Below are the records. Gather each line that holds "datetime".

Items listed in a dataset
(begin)

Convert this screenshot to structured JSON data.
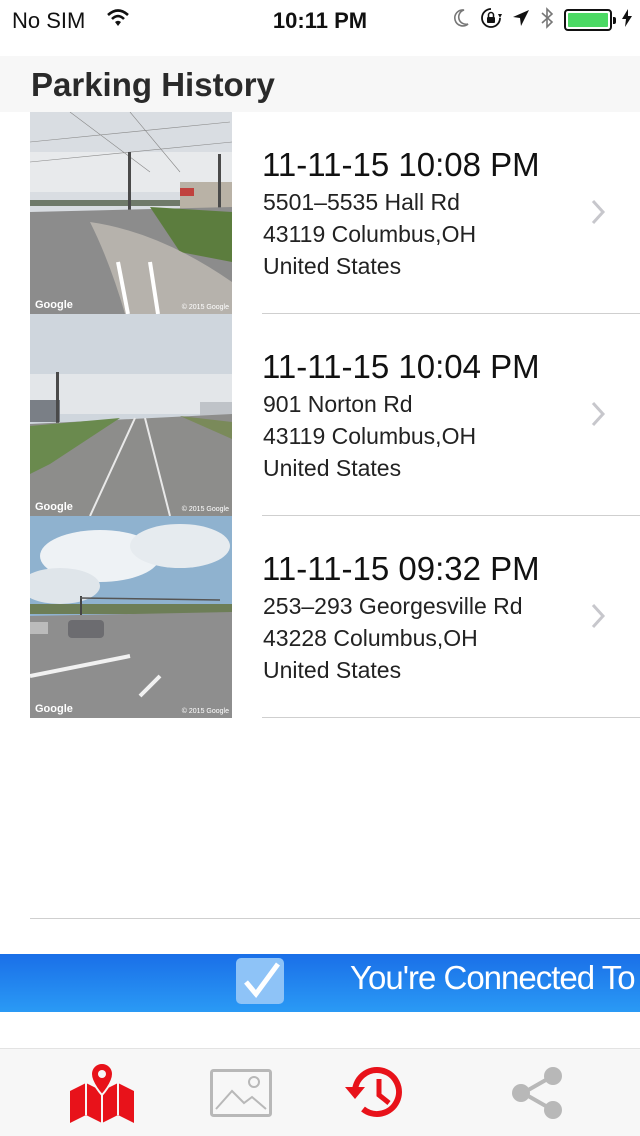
{
  "status_bar": {
    "carrier": "No SIM",
    "time": "10:11 PM",
    "icons": [
      "wifi-icon",
      "moon-icon",
      "orientation-lock-icon",
      "location-arrow-icon",
      "bluetooth-icon",
      "battery-icon",
      "charging-bolt-icon"
    ],
    "battery_color": "#4cd964"
  },
  "header": {
    "title": "Parking History"
  },
  "history": [
    {
      "datetime": "11-11-15 10:08 PM",
      "street": "5501–5535 Hall Rd",
      "city": "43119 Columbus,OH",
      "country": "United States",
      "thumb_brand": "Google",
      "thumb_copyright": "© 2015 Google"
    },
    {
      "datetime": "11-11-15 10:04 PM",
      "street": "901 Norton Rd",
      "city": "43119 Columbus,OH",
      "country": "United States",
      "thumb_brand": "Google",
      "thumb_copyright": "© 2015 Google"
    },
    {
      "datetime": "11-11-15 09:32 PM",
      "street": "253–293 Georgesville Rd",
      "city": "43228 Columbus,OH",
      "country": "United States",
      "thumb_brand": "Google",
      "thumb_copyright": "© 2015 Google"
    }
  ],
  "banner": {
    "text": "You're Connected To iA",
    "color": "#1a7fee"
  },
  "tab_bar": {
    "tabs": [
      {
        "icon": "map-pin-icon",
        "active": true
      },
      {
        "icon": "image-icon",
        "active": false
      },
      {
        "icon": "history-icon",
        "active": true
      },
      {
        "icon": "share-icon",
        "active": false
      }
    ],
    "accent_color": "#e8121a"
  }
}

(end)

Result for this exercise
      "datetime": "11-11-15 10:08 PM",
      "datetime": "11-11-15 10:04 PM",
      "datetime": "11-11-15 09:32 PM",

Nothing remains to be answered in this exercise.